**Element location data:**
........
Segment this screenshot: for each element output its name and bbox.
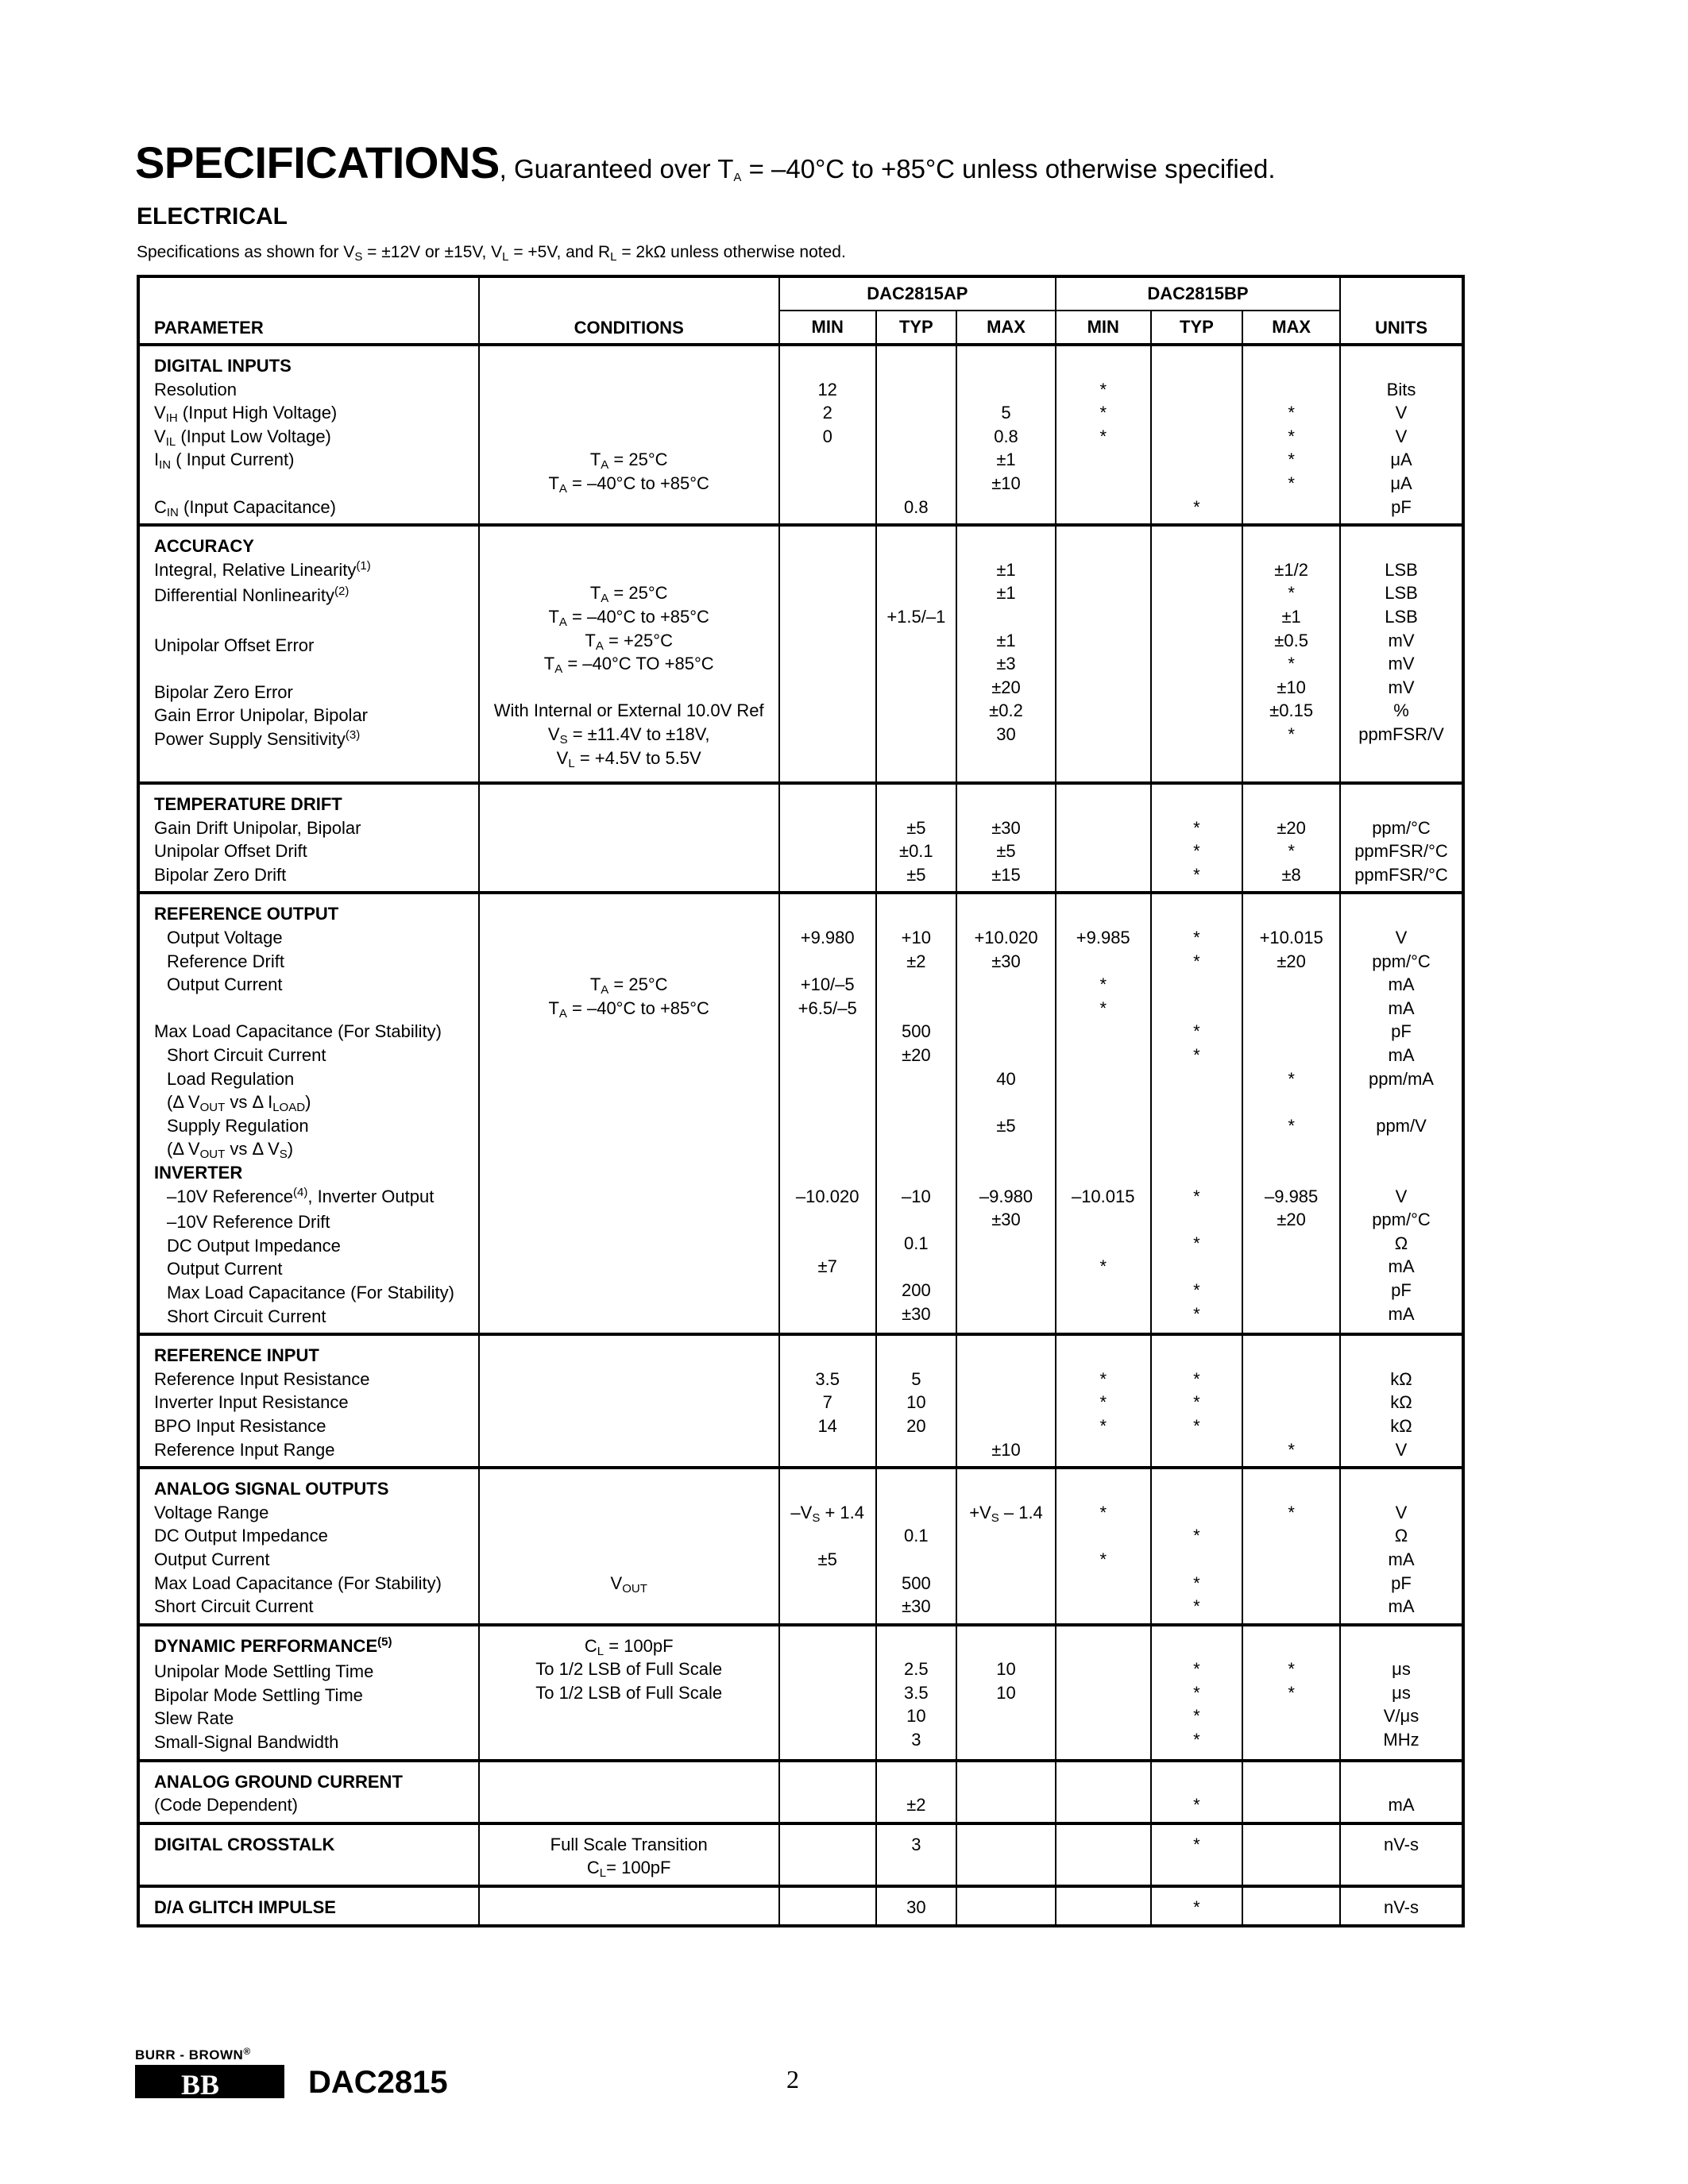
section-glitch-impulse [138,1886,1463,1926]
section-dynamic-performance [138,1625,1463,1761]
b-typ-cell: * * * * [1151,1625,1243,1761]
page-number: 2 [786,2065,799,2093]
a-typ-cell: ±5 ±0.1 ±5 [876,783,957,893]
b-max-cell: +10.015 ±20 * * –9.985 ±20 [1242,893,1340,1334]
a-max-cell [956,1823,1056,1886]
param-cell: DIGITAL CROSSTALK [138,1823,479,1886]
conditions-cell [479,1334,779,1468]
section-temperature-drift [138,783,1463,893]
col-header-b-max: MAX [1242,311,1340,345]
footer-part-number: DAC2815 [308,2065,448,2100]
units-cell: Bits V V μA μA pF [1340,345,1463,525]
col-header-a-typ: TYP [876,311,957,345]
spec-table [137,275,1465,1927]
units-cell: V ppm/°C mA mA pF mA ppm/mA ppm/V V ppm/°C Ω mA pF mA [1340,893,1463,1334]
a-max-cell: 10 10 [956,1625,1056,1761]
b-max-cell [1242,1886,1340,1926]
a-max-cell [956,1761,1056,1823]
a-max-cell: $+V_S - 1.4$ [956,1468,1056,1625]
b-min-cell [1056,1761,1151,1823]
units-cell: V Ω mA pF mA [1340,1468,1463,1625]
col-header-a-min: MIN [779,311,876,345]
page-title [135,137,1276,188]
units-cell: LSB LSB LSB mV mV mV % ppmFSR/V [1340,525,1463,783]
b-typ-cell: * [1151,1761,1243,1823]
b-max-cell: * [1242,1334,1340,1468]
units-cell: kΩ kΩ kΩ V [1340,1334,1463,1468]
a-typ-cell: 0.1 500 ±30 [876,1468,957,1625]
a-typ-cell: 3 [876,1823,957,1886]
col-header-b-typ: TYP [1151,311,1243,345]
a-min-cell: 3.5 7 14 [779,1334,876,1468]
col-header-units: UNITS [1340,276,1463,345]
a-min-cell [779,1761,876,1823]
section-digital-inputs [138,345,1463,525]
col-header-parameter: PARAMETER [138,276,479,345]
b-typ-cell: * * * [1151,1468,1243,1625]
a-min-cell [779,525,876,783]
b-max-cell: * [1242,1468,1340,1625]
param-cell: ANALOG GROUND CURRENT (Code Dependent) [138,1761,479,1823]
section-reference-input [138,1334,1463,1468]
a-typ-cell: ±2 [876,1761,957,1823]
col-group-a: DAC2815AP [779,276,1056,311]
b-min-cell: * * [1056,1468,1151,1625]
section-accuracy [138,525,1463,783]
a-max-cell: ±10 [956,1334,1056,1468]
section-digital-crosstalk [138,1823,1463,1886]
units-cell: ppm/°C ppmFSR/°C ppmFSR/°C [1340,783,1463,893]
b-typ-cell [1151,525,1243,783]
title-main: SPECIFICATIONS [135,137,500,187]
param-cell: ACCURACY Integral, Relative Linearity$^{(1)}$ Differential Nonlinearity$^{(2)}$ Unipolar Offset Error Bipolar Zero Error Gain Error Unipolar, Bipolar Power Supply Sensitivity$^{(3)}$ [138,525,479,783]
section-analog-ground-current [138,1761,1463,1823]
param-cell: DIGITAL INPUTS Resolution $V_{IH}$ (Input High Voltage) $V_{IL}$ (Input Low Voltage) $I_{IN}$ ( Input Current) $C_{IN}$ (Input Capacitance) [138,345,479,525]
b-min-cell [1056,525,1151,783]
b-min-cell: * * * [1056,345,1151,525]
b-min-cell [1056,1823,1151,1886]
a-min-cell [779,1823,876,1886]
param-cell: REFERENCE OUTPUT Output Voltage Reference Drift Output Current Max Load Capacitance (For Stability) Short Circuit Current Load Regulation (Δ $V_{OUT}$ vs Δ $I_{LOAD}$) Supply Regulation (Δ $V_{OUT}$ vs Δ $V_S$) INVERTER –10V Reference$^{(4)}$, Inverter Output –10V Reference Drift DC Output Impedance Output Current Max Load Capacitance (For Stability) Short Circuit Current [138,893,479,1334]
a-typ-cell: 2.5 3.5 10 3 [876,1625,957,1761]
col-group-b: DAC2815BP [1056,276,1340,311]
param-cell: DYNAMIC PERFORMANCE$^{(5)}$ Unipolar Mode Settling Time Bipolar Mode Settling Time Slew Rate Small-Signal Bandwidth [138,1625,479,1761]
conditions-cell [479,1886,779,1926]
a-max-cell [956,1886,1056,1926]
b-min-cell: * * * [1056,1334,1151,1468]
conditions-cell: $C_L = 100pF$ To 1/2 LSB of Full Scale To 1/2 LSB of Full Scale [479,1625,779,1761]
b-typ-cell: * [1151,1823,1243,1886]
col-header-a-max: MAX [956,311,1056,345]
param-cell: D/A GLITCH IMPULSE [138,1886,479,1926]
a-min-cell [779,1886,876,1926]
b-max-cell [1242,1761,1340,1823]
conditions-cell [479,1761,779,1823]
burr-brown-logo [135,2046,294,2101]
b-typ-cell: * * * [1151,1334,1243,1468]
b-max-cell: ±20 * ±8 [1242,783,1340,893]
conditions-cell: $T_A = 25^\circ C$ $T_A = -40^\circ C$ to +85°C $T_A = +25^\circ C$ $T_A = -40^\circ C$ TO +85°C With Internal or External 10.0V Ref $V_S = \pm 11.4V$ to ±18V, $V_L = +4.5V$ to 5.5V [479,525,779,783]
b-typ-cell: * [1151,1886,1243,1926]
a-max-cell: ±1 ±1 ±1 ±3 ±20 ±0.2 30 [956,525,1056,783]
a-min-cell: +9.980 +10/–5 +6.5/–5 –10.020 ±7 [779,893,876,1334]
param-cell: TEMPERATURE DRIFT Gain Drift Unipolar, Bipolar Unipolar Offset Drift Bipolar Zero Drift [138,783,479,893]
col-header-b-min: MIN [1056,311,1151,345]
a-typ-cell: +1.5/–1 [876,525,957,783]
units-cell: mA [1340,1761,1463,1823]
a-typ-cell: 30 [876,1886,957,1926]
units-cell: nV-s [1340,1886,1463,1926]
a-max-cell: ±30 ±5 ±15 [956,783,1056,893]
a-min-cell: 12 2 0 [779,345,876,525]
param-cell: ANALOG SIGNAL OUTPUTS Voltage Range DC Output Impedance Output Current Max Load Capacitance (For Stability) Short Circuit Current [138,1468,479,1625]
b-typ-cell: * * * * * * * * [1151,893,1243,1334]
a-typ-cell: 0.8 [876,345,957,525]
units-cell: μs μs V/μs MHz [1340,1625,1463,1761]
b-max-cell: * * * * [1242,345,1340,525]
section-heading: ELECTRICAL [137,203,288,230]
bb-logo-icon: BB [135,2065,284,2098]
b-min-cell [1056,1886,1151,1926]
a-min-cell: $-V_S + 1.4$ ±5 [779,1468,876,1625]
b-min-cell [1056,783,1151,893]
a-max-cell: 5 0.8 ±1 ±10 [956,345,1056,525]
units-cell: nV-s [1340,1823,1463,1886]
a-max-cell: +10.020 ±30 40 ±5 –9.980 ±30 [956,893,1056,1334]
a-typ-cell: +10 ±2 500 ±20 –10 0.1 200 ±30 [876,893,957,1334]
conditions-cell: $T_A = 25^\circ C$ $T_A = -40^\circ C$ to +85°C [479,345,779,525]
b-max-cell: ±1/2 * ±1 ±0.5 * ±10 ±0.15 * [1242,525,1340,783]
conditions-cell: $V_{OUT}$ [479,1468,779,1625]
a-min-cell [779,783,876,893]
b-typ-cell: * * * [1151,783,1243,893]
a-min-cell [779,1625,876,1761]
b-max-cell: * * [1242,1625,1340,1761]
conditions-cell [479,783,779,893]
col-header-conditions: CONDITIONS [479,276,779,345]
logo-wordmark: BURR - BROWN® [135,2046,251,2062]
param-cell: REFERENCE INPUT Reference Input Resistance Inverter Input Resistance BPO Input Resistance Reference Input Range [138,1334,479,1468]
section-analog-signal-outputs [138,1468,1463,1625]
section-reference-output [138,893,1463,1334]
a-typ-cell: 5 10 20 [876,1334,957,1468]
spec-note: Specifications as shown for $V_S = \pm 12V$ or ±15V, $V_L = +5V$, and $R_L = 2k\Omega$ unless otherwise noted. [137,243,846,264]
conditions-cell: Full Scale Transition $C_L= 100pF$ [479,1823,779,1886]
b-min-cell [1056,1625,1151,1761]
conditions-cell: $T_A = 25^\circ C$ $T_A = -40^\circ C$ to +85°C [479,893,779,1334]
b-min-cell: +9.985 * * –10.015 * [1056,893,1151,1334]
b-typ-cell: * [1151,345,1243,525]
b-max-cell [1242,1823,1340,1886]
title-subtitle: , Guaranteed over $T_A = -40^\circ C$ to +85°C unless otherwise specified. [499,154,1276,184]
........
**Exercise:** Output the entries starting at the line containing "section-glitch-impulse [138,1886,1463,1926]" and ending at the line containing "units-cell: Bits V" as a numbered list, leaving out any blank lines.

**Result of this task:**
1. section-glitch-impulse [138,1886,1463,1926]
2. section-dynamic-performance [138,1625,1463,1761]
3. b-typ-cell: * * * * [1151,1625,1243,1761]
4. page-number: 2 [786,2065,799,2093]
5. a-typ-cell: ±5 ±0.1 ±5 [876,783,957,893]
6. b-max-cell: +10.015 ±20 * * –9.985 ±20 [1242,893,1340,1334]
7. a-max-cell [956,1823,1056,1886]
8. param-cell: DIGITAL CROSSTALK [138,1823,479,1886]
9. conditions-cell [479,1334,779,1468]
10. section-temperature-drift [138,783,1463,893]
11. col-header-b-max: MAX [1242,311,1340,345]
12. footer-part-number: DAC2815 [308,2065,448,2100]
13. units-cell: Bits V V μA μA pF [1340,345,1463,525]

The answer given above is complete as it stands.